Hernández-Orozco S, Kiani NA, Zenil H
R Soc Open Sci 5 (8) 180399 [2018-08-00; online 2018-08-29]
Natural selection explains how life has evolved over millions of years from more primitive forms. The speed at which this happens, however, has sometimes defied formal explanations when based on random (uniformly distributed) mutations. Here, we investigate the application of a simplicity bias based on a natural but algorithmic distribution of mutations (no recombination) in various examples, particularly binary matrices, in order to compare evolutionary convergence rates. Results both on synthetic and on small biological examples indicate an accelerated rate when mutations are not statistically uniform but algorithmically uniform. We show that algorithmic distributions can evolve modularity and genetic memory by preservation of structures when they first occur sometimes leading to an accelerated production of diversity but also to population extinctions, possibly explaining naturally occurring phenomena such as diversity explosions (e.g. the Cambrian) and massive extinctions (e.g. the End Triassic) whose causes are currently a cause for debate. The natural approach introduced here appears to be a better approximation to biological evolution than models based exclusively upon random uniform mutations, and it also approaches a formal version of open-ended evolution based on previous formal results. These results validate some suggestions in the direction that computation may be an equally important driver of evolution. We also show that inducing the method on problems of optimization, such as genetic algorithms, has the potential to accelerate convergence of artificial evolutionary algorithms.

Source material:
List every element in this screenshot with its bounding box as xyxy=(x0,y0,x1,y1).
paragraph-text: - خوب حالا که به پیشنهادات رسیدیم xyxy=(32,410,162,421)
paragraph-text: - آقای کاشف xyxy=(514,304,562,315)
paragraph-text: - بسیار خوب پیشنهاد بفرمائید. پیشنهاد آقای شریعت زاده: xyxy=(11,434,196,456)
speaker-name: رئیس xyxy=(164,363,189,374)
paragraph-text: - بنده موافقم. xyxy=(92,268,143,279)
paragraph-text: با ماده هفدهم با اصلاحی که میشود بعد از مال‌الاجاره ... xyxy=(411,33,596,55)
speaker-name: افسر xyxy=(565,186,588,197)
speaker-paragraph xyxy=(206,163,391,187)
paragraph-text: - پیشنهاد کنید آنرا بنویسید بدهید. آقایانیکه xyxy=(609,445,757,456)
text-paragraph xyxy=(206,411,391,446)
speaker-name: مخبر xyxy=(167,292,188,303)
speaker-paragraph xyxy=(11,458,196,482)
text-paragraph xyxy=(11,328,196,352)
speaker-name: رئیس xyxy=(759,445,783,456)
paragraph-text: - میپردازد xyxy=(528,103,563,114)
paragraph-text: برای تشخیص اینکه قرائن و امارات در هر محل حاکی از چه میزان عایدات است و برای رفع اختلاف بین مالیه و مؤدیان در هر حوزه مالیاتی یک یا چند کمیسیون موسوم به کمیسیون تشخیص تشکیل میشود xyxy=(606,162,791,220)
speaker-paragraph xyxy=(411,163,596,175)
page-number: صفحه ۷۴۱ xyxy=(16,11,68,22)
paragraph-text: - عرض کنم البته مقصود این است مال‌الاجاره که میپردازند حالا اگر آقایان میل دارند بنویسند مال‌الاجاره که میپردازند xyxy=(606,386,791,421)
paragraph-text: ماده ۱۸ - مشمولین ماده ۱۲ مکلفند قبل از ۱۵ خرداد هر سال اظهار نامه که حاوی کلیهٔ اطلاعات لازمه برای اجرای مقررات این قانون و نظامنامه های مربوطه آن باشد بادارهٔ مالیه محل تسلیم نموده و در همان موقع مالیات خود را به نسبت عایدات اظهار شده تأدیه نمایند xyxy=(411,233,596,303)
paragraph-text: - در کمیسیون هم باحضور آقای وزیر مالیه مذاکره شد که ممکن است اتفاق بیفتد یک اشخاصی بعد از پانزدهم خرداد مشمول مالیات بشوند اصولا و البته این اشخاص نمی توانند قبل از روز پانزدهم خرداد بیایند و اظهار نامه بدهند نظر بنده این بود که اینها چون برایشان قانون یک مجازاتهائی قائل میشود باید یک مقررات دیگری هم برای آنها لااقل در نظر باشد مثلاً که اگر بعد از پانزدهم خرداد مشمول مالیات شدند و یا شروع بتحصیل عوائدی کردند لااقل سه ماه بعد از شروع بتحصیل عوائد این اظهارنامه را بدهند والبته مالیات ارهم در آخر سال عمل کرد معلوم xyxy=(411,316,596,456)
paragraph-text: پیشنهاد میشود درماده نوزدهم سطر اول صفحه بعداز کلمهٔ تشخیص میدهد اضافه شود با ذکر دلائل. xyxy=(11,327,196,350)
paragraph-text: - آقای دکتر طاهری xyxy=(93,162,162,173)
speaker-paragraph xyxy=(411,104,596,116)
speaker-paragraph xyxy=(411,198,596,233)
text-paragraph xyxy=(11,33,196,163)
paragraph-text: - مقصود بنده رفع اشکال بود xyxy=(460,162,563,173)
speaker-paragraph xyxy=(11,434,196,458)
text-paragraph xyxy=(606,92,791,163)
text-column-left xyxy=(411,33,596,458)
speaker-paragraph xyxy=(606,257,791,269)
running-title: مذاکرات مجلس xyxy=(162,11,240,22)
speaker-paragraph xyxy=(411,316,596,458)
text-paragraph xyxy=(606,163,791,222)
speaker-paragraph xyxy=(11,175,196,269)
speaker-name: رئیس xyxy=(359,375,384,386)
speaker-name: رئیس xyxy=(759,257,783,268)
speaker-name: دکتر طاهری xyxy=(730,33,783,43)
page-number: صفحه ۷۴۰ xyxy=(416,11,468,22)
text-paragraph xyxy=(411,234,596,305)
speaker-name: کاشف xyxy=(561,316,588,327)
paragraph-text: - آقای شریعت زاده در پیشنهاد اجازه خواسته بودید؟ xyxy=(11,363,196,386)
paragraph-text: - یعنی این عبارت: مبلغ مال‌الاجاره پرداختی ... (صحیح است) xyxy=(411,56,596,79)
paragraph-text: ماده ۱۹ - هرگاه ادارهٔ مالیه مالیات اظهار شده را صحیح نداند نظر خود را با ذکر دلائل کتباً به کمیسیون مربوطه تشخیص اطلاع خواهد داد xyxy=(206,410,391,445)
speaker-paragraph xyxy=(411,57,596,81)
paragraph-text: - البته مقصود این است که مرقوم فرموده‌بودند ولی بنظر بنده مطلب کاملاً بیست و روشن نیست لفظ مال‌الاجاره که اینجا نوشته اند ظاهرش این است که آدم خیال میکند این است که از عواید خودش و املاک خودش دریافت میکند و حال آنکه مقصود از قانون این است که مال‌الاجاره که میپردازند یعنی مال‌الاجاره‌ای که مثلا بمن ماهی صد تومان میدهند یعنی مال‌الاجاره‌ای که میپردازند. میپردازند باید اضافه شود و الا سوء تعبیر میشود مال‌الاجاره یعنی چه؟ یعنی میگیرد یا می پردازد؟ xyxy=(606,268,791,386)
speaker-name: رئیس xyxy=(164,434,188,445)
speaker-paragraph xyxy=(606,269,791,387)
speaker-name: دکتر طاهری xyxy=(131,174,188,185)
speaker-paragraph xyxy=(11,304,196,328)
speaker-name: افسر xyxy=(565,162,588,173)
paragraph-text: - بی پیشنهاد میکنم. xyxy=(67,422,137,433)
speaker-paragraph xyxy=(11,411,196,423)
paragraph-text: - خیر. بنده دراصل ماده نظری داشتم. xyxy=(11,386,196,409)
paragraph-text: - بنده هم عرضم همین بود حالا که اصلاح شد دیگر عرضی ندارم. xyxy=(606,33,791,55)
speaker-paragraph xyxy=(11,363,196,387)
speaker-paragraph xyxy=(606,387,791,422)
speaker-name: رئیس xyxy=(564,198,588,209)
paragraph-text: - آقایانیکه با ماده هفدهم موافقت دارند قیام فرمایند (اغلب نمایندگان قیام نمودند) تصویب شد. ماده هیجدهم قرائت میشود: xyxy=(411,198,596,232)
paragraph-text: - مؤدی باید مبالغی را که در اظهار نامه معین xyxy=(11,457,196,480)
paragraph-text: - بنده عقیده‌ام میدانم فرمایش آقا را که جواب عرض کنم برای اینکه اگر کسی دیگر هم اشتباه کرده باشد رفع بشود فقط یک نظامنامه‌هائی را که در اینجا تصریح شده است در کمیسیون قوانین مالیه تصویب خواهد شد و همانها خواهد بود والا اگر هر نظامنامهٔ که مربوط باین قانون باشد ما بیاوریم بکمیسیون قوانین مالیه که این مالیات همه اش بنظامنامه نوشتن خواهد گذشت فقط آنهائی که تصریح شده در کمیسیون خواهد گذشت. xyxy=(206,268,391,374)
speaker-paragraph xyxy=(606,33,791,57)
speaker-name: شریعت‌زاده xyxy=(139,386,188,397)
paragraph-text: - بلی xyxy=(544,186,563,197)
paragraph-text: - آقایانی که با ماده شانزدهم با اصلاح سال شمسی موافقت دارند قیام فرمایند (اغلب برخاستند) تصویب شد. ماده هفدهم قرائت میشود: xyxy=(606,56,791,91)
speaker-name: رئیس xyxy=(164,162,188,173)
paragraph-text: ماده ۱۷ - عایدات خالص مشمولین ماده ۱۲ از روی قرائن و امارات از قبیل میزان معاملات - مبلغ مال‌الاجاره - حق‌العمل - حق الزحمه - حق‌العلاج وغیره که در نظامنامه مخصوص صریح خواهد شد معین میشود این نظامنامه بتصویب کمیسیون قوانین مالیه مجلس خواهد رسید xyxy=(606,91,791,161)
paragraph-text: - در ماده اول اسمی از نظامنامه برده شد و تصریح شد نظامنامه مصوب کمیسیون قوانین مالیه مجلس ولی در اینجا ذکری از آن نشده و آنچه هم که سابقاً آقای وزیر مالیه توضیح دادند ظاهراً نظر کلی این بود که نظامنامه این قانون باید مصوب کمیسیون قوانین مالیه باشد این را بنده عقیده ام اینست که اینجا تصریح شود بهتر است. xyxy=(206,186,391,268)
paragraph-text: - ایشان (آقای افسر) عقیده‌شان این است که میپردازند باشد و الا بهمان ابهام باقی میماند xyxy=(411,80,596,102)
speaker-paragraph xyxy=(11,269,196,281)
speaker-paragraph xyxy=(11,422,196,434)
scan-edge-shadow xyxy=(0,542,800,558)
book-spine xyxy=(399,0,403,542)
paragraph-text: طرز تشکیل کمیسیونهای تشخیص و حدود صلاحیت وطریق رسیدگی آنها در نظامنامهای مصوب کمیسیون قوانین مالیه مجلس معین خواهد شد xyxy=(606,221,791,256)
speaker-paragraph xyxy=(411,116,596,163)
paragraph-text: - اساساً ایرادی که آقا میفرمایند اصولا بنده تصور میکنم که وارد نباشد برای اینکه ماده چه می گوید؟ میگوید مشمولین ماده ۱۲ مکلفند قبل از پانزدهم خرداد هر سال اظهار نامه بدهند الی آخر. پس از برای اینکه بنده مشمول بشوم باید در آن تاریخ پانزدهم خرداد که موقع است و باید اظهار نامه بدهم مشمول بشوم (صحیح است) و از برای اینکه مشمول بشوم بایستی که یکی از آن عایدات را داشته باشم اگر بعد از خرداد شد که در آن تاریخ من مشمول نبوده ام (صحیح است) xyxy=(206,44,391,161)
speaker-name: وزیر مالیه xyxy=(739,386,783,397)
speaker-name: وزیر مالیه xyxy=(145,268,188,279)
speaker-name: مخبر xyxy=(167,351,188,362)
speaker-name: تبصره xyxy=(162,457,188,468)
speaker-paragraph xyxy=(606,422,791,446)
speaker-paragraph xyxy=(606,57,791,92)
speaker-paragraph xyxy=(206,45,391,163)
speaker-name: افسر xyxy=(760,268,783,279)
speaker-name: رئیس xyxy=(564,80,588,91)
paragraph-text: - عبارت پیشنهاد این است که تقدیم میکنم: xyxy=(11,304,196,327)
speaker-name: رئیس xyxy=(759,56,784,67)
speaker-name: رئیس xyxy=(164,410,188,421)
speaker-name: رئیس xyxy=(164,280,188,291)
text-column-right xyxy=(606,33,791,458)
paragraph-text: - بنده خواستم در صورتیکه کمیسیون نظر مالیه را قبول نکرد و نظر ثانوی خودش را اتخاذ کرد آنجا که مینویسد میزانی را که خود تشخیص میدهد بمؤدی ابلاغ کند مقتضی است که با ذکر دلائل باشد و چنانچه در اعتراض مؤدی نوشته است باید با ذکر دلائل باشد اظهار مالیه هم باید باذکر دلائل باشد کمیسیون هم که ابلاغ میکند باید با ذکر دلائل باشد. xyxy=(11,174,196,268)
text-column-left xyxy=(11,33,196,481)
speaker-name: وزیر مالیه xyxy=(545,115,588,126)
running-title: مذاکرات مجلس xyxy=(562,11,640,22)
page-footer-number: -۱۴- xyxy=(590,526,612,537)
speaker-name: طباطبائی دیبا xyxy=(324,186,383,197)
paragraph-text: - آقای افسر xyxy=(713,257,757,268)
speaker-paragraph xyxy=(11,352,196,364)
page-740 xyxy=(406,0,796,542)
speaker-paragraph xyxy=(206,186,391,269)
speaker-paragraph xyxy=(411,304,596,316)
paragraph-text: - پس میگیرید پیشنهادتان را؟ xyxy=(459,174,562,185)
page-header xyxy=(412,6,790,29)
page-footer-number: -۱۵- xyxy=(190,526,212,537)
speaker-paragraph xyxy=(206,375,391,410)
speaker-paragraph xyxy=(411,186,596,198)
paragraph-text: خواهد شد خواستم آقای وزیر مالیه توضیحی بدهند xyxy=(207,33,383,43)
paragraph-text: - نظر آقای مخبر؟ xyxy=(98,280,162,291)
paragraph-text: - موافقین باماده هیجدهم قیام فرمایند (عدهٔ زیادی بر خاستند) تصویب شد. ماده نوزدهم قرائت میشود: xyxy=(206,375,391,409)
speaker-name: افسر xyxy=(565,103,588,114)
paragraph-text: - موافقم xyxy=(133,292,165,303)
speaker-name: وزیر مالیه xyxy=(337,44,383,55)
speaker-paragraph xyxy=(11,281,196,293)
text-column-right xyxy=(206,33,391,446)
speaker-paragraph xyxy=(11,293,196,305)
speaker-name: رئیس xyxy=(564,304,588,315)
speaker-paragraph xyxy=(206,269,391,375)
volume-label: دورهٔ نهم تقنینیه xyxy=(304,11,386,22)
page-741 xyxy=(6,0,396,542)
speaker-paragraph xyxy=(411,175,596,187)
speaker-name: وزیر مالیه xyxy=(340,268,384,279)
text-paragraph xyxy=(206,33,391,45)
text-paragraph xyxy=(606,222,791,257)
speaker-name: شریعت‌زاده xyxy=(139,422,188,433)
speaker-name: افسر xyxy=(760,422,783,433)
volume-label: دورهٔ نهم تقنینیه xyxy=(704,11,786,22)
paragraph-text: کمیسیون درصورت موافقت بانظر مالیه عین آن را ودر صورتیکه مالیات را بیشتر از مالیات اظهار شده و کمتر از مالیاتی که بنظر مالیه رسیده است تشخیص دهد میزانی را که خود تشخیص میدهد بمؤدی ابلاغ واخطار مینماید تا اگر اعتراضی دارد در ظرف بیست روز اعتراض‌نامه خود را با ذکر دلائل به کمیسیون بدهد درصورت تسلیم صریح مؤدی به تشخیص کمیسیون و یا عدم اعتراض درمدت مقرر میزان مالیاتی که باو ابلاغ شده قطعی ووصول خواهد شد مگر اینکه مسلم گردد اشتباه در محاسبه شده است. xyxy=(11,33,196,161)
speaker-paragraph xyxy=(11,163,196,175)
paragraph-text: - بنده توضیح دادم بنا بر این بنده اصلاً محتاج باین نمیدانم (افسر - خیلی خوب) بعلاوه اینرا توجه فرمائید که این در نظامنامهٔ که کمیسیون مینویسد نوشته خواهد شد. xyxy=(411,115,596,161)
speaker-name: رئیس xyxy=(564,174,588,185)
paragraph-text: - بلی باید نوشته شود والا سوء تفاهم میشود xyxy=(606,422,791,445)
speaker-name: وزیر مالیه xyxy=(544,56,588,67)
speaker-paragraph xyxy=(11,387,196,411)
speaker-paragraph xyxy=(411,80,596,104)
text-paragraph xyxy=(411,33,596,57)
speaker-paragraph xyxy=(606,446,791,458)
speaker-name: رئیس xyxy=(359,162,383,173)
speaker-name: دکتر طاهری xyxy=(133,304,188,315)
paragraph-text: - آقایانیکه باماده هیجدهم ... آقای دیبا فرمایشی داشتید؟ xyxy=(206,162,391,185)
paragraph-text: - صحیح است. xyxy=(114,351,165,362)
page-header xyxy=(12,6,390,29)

Your objective: According to the abstract, which two naturally occurring phenomena might algorithmic distributions of mutations help explain, and what example does it give of each? Rely only on the abstract for what comes next.

Expected answer: They might explain diversity explosions, such as the Cambrian, and massive extinctions, such as the End Triassic.